_Task directions:_
Find the string "above" in the entries and copy each line that has it.
-- start of Information given --
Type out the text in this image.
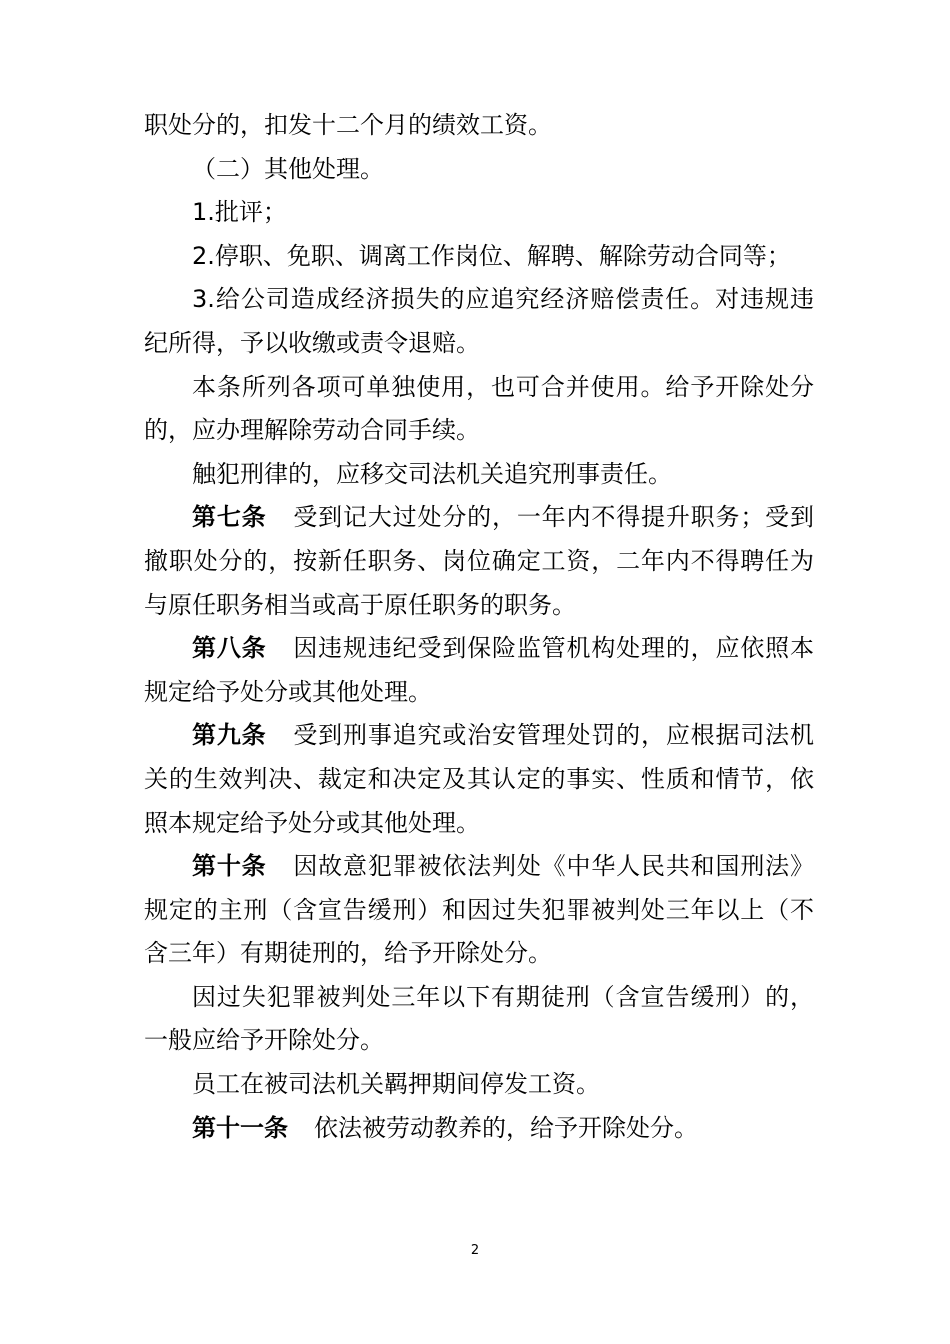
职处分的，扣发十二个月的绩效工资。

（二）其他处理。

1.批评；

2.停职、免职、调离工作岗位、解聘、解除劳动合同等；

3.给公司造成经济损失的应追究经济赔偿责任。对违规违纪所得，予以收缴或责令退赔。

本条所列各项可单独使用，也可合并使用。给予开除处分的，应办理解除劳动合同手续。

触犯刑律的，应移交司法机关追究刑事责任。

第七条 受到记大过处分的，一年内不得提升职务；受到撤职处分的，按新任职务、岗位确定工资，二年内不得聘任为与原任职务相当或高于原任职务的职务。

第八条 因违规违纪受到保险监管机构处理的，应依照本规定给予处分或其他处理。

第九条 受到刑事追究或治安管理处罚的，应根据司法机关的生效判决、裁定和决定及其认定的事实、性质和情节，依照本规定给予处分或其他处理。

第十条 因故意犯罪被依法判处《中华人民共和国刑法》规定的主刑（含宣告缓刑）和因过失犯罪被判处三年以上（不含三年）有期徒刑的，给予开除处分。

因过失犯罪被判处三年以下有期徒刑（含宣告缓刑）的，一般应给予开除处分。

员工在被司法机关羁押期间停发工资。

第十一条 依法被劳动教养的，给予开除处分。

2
-- end of Information given --
-- start of Information given --
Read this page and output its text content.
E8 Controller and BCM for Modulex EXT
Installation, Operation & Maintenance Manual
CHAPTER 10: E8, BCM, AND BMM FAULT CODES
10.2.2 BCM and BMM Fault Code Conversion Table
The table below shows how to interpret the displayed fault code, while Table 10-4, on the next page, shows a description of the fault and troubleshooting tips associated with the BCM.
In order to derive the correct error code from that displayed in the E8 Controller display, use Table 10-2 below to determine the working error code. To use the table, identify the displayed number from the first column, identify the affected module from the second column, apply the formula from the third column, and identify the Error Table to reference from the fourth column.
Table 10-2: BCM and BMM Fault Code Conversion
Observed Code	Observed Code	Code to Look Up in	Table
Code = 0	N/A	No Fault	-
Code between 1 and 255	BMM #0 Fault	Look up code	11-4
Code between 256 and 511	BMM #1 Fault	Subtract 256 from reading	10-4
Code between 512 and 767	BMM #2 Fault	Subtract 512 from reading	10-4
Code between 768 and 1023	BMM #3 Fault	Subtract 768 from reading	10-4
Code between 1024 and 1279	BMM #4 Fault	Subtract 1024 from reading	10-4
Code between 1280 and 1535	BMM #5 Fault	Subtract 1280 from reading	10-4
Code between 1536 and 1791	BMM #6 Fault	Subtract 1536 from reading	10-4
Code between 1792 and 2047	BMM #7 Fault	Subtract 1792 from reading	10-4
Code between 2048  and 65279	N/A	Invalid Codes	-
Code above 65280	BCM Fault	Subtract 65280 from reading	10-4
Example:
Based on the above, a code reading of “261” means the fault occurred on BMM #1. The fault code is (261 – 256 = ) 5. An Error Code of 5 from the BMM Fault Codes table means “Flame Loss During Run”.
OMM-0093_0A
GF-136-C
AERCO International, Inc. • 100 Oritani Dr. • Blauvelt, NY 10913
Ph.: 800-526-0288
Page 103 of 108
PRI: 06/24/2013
-- end of Information given --
_Task answer:_
Code above 65280	BCM Fault	Subtract 65280 from reading	10-4
Based on the above, a code reading of “261” means the fault occurred on BMM #1. The fault code is (261 – 256 = ) 5. An Error Code of 5 from the BMM Fault Codes table means “Flame Loss During Run”.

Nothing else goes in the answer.